The records below must be duplicated exactly, character for character.

▸ Exercise material

## Begin

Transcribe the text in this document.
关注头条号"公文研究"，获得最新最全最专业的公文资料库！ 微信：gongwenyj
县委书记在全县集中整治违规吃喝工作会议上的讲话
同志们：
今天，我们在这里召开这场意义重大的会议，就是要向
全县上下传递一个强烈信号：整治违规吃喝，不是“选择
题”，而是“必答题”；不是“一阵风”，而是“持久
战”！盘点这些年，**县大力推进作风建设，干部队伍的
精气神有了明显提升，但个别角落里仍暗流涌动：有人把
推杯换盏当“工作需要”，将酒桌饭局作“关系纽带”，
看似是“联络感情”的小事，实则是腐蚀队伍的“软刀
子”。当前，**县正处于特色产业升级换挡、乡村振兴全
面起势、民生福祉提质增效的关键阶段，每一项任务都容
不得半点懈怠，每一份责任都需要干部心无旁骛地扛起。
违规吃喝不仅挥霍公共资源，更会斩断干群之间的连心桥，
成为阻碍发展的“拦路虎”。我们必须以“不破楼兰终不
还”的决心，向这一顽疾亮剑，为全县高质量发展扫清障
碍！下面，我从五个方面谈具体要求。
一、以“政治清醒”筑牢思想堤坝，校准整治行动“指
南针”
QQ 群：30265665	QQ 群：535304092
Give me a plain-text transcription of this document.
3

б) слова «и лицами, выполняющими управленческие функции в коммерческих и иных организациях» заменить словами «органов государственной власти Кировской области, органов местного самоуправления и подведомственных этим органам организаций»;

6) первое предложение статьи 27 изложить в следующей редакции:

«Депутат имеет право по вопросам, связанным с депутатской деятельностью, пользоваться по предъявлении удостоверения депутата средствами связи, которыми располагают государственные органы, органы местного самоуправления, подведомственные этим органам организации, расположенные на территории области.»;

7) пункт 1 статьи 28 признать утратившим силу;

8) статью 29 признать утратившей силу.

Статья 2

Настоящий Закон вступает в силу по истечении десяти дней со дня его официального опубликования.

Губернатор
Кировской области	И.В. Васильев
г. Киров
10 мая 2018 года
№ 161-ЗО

## End

▸ Response to the task
Transcribe the text in this document.
关注头条号"公文研究"，获得最新最全最专业的公文资料库！ 微信：gongwenyj
县委书记在全县集中整治违规吃喝工作会议上的讲话
同志们：
今天，我们在这里召开这场意义重大的会议，就是要向
全县上下传递一个强烈信号：整治违规吃喝，不是“选择
题”，而是“必答题”；不是“一阵风”，而是“持久
战”！盘点这些年，**县大力推进作风建设，干部队伍的
精气神有了明显提升，但个别角落里仍暗流涌动：有人把
推杯换盏当“工作需要”，将酒桌饭局作“关系纽带”，
看似是“联络感情”的小事，实则是腐蚀队伍的“软刀
子”。当前，**县正处于特色产业升级换挡、乡村振兴全
面起势、民生福祉提质增效的关键阶段，每一项任务都容
不得半点懈怠，每一份责任都需要干部心无旁骛地扛起。
违规吃喝不仅挥霍公共资源，更会斩断干群之间的连心桥，
成为阻碍发展的“拦路虎”。我们必须以“不破楼兰终不
还”的决心，向这一顽疾亮剑，为全县高质量发展扫清障
碍！下面，我从五个方面谈具体要求。
一、以“政治清醒”筑牢思想堤坝，校准整治行动“指
南针”
QQ 群：30265665	QQ 群：535304092
Give me a plain-text transcription of this document.
3

б) слова «и лицами, выполняющими управленческие функции в коммерческих и иных организациях» заменить словами «органов государственной власти Кировской области, органов местного самоуправления и подведомственных этим органам организаций»;

6) первое предложение статьи 27 изложить в следующей редакции:

«Депутат имеет право по вопросам, связанным с депутатской деятельностью, пользоваться по предъявлении удостоверения депутата средствами связи, которыми располагают государственные органы, органы местного самоуправления, подведомственные этим органам организации, расположенные на территории области.»;

7) пункт 1 статьи 28 признать утратившим силу;

8) статью 29 признать утратившей силу.

Статья 2

Настоящий Закон вступает в силу по истечении десяти дней со дня его официального опубликования.

Губернатор
Кировской области	И.В. Васильев
г. Киров
10 мая 2018 года
№ 161-ЗО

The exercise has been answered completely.